[Supplied data]
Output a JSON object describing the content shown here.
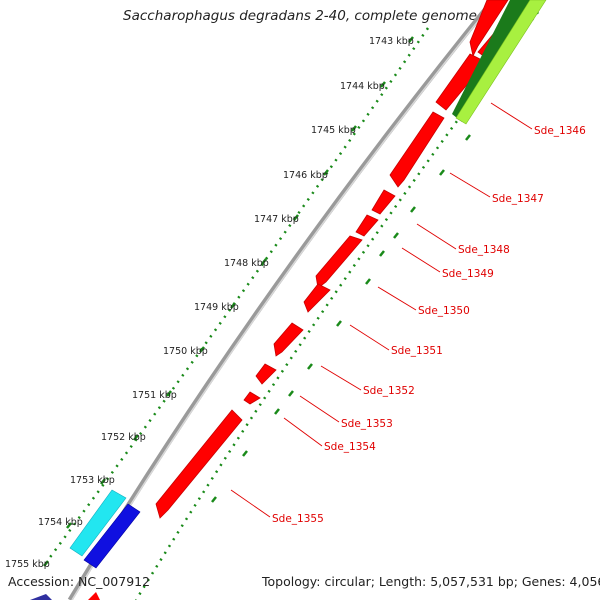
{
  "title": "Saccharophagus degradans 2-40, complete genome",
  "footer": {
    "accession": "Accession: NC_007912",
    "summary": "Topology: circular; Length: 5,057,531 bp; Genes: 4,056"
  },
  "scale_labels": [
    "1743 kbp",
    "1744 kbp",
    "1745 kbp",
    "1746 kbp",
    "1747 kbp",
    "1748 kbp",
    "1749 kbp",
    "1750 kbp",
    "1751 kbp",
    "1752 kbp",
    "1753 kbp",
    "1754 kbp",
    "1755 kbp"
  ],
  "gene_labels": [
    "Sde_1346",
    "Sde_1347",
    "Sde_1348",
    "Sde_1349",
    "Sde_1350",
    "Sde_1351",
    "Sde_1352",
    "Sde_1353",
    "Sde_1354",
    "Sde_1355"
  ],
  "colors": {
    "backbone": "#8a8a8a",
    "gene_red": "#ff0000",
    "gene_label": "#e00000",
    "scale_tick": "#1a8a1a",
    "cyan_feature": "#22e6f0",
    "blue_feature": "#1010e0",
    "green_dark": "#1b7a1b",
    "green_light": "#a8f040"
  }
}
[/Supplied data]
| Problem description |
Output every record above word for word, omitting any pictures they contain.

| Solution |
Output a JSON object describing the content shown here.
{
  "title": "Saccharophagus degradans 2-40, complete genome",
  "footer": {
    "accession": "Accession: NC_007912",
    "summary": "Topology: circular; Length: 5,057,531 bp; Genes: 4,056"
  },
  "scale_labels": [
    "1743 kbp",
    "1744 kbp",
    "1745 kbp",
    "1746 kbp",
    "1747 kbp",
    "1748 kbp",
    "1749 kbp",
    "1750 kbp",
    "1751 kbp",
    "1752 kbp",
    "1753 kbp",
    "1754 kbp",
    "1755 kbp"
  ],
  "gene_labels": [
    "Sde_1346",
    "Sde_1347",
    "Sde_1348",
    "Sde_1349",
    "Sde_1350",
    "Sde_1351",
    "Sde_1352",
    "Sde_1353",
    "Sde_1354",
    "Sde_1355"
  ],
  "colors": {
    "backbone": "#8a8a8a",
    "gene_red": "#ff0000",
    "gene_label": "#e00000",
    "scale_tick": "#1a8a1a",
    "cyan_feature": "#22e6f0",
    "blue_feature": "#1010e0",
    "green_dark": "#1b7a1b",
    "green_light": "#a8f040"
  }
}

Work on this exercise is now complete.